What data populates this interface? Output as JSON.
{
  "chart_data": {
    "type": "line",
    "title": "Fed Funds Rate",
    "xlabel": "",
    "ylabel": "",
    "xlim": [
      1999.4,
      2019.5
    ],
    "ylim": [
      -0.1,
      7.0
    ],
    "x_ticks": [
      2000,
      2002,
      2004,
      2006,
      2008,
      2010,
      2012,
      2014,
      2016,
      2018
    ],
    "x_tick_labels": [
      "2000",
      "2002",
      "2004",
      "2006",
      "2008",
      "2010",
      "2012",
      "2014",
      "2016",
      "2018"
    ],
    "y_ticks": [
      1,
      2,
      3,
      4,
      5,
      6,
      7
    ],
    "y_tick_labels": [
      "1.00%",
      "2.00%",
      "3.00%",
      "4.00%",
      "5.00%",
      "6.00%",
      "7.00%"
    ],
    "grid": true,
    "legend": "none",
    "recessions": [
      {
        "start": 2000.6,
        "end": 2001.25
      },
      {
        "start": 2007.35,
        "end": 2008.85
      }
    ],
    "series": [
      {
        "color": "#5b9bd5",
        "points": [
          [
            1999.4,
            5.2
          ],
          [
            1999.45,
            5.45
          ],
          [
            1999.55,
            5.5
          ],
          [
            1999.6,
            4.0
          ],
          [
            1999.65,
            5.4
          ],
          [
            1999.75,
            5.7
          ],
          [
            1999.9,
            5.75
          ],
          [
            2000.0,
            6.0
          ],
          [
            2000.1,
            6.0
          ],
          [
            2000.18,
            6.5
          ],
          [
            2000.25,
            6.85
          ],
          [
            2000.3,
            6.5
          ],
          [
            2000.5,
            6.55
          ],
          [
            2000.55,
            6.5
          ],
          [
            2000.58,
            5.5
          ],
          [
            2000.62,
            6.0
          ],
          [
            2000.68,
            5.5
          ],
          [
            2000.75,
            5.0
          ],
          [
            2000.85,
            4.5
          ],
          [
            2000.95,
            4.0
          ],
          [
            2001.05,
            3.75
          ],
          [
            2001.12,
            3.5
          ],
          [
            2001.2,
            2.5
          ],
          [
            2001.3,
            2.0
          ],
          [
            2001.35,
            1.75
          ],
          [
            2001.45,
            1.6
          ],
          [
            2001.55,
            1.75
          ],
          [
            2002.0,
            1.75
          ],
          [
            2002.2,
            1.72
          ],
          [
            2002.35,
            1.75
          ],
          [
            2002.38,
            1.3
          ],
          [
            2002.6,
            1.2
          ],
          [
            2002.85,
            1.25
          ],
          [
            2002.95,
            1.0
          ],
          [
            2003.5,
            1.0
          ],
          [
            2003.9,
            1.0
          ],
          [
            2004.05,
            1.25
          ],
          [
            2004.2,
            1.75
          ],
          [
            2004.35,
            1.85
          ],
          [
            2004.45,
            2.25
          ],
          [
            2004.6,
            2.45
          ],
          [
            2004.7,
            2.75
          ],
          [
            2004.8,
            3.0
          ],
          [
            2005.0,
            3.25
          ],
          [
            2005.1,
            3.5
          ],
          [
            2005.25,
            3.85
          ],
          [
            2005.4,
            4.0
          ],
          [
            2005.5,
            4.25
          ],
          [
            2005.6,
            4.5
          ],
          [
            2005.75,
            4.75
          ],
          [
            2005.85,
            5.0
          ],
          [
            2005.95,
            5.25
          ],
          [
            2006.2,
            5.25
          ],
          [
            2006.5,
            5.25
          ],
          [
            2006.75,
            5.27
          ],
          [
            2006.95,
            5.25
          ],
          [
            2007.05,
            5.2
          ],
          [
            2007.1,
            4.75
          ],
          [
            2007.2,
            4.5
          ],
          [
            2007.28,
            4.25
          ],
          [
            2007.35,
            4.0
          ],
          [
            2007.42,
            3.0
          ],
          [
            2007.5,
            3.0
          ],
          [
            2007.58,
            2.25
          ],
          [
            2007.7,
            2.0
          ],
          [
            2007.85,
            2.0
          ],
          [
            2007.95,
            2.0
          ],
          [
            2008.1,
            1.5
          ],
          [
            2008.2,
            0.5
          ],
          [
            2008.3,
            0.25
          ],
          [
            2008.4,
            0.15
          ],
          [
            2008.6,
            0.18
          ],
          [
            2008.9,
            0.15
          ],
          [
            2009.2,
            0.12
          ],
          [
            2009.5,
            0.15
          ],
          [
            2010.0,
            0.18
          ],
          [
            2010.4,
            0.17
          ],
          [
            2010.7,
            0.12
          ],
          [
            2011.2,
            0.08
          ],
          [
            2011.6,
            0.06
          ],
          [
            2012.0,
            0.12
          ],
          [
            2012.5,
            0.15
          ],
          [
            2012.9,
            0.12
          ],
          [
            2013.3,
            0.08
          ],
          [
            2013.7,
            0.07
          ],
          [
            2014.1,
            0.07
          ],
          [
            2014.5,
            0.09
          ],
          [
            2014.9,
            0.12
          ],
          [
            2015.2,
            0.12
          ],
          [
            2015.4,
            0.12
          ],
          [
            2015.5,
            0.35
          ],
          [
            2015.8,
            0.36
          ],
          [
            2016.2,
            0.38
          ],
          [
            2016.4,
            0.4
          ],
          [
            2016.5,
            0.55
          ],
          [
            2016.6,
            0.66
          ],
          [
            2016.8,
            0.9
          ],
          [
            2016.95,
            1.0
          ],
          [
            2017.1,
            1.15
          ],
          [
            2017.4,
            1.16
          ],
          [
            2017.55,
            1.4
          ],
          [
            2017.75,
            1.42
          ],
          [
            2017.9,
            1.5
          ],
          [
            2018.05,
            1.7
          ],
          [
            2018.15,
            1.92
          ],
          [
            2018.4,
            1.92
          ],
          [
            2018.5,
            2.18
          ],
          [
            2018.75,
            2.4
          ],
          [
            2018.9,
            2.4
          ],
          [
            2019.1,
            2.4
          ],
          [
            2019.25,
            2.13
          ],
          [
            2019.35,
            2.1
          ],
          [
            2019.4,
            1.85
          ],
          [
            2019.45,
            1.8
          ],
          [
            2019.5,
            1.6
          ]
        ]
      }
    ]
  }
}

━━━━━━

STATED PROBLEM. The data above must be returned in full, exactly as written.

SOLUTION TO THIS EXERCISE.
What data populates this interface? Output as JSON.
{
  "chart_data": {
    "type": "line",
    "title": "Fed Funds Rate",
    "xlabel": "",
    "ylabel": "",
    "xlim": [
      1999.4,
      2019.5
    ],
    "ylim": [
      -0.1,
      7.0
    ],
    "x_ticks": [
      2000,
      2002,
      2004,
      2006,
      2008,
      2010,
      2012,
      2014,
      2016,
      2018
    ],
    "x_tick_labels": [
      "2000",
      "2002",
      "2004",
      "2006",
      "2008",
      "2010",
      "2012",
      "2014",
      "2016",
      "2018"
    ],
    "y_ticks": [
      1,
      2,
      3,
      4,
      5,
      6,
      7
    ],
    "y_tick_labels": [
      "1.00%",
      "2.00%",
      "3.00%",
      "4.00%",
      "5.00%",
      "6.00%",
      "7.00%"
    ],
    "grid": true,
    "legend": "none",
    "recessions": [
      {
        "start": 2000.6,
        "end": 2001.25
      },
      {
        "start": 2007.35,
        "end": 2008.85
      }
    ],
    "series": [
      {
        "color": "#5b9bd5",
        "points": [
          [
            1999.4,
            5.2
          ],
          [
            1999.45,
            5.45
          ],
          [
            1999.55,
            5.5
          ],
          [
            1999.6,
            4.0
          ],
          [
            1999.65,
            5.4
          ],
          [
            1999.75,
            5.7
          ],
          [
            1999.9,
            5.75
          ],
          [
            2000.0,
            6.0
          ],
          [
            2000.1,
            6.0
          ],
          [
            2000.18,
            6.5
          ],
          [
            2000.25,
            6.85
          ],
          [
            2000.3,
            6.5
          ],
          [
            2000.5,
            6.55
          ],
          [
            2000.55,
            6.5
          ],
          [
            2000.58,
            5.5
          ],
          [
            2000.62,
            6.0
          ],
          [
            2000.68,
            5.5
          ],
          [
            2000.75,
            5.0
          ],
          [
            2000.85,
            4.5
          ],
          [
            2000.95,
            4.0
          ],
          [
            2001.05,
            3.75
          ],
          [
            2001.12,
            3.5
          ],
          [
            2001.2,
            2.5
          ],
          [
            2001.3,
            2.0
          ],
          [
            2001.35,
            1.75
          ],
          [
            2001.45,
            1.6
          ],
          [
            2001.55,
            1.75
          ],
          [
            2002.0,
            1.75
          ],
          [
            2002.2,
            1.72
          ],
          [
            2002.35,
            1.75
          ],
          [
            2002.38,
            1.3
          ],
          [
            2002.6,
            1.2
          ],
          [
            2002.85,
            1.25
          ],
          [
            2002.95,
            1.0
          ],
          [
            2003.5,
            1.0
          ],
          [
            2003.9,
            1.0
          ],
          [
            2004.05,
            1.25
          ],
          [
            2004.2,
            1.75
          ],
          [
            2004.35,
            1.85
          ],
          [
            2004.45,
            2.25
          ],
          [
            2004.6,
            2.45
          ],
          [
            2004.7,
            2.75
          ],
          [
            2004.8,
            3.0
          ],
          [
            2005.0,
            3.25
          ],
          [
            2005.1,
            3.5
          ],
          [
            2005.25,
            3.85
          ],
          [
            2005.4,
            4.0
          ],
          [
            2005.5,
            4.25
          ],
          [
            2005.6,
            4.5
          ],
          [
            2005.75,
            4.75
          ],
          [
            2005.85,
            5.0
          ],
          [
            2005.95,
            5.25
          ],
          [
            2006.2,
            5.25
          ],
          [
            2006.5,
            5.25
          ],
          [
            2006.75,
            5.27
          ],
          [
            2006.95,
            5.25
          ],
          [
            2007.05,
            5.2
          ],
          [
            2007.1,
            4.75
          ],
          [
            2007.2,
            4.5
          ],
          [
            2007.28,
            4.25
          ],
          [
            2007.35,
            4.0
          ],
          [
            2007.42,
            3.0
          ],
          [
            2007.5,
            3.0
          ],
          [
            2007.58,
            2.25
          ],
          [
            2007.7,
            2.0
          ],
          [
            2007.85,
            2.0
          ],
          [
            2007.95,
            2.0
          ],
          [
            2008.1,
            1.5
          ],
          [
            2008.2,
            0.5
          ],
          [
            2008.3,
            0.25
          ],
          [
            2008.4,
            0.15
          ],
          [
            2008.6,
            0.18
          ],
          [
            2008.9,
            0.15
          ],
          [
            2009.2,
            0.12
          ],
          [
            2009.5,
            0.15
          ],
          [
            2010.0,
            0.18
          ],
          [
            2010.4,
            0.17
          ],
          [
            2010.7,
            0.12
          ],
          [
            2011.2,
            0.08
          ],
          [
            2011.6,
            0.06
          ],
          [
            2012.0,
            0.12
          ],
          [
            2012.5,
            0.15
          ],
          [
            2012.9,
            0.12
          ],
          [
            2013.3,
            0.08
          ],
          [
            2013.7,
            0.07
          ],
          [
            2014.1,
            0.07
          ],
          [
            2014.5,
            0.09
          ],
          [
            2014.9,
            0.12
          ],
          [
            2015.2,
            0.12
          ],
          [
            2015.4,
            0.12
          ],
          [
            2015.5,
            0.35
          ],
          [
            2015.8,
            0.36
          ],
          [
            2016.2,
            0.38
          ],
          [
            2016.4,
            0.4
          ],
          [
            2016.5,
            0.55
          ],
          [
            2016.6,
            0.66
          ],
          [
            2016.8,
            0.9
          ],
          [
            2016.95,
            1.0
          ],
          [
            2017.1,
            1.15
          ],
          [
            2017.4,
            1.16
          ],
          [
            2017.55,
            1.4
          ],
          [
            2017.75,
            1.42
          ],
          [
            2017.9,
            1.5
          ],
          [
            2018.05,
            1.7
          ],
          [
            2018.15,
            1.92
          ],
          [
            2018.4,
            1.92
          ],
          [
            2018.5,
            2.18
          ],
          [
            2018.75,
            2.4
          ],
          [
            2018.9,
            2.4
          ],
          [
            2019.1,
            2.4
          ],
          [
            2019.25,
            2.13
          ],
          [
            2019.35,
            2.1
          ],
          [
            2019.4,
            1.85
          ],
          [
            2019.45,
            1.8
          ],
          [
            2019.5,
            1.6
          ]
        ]
      }
    ]
  }
}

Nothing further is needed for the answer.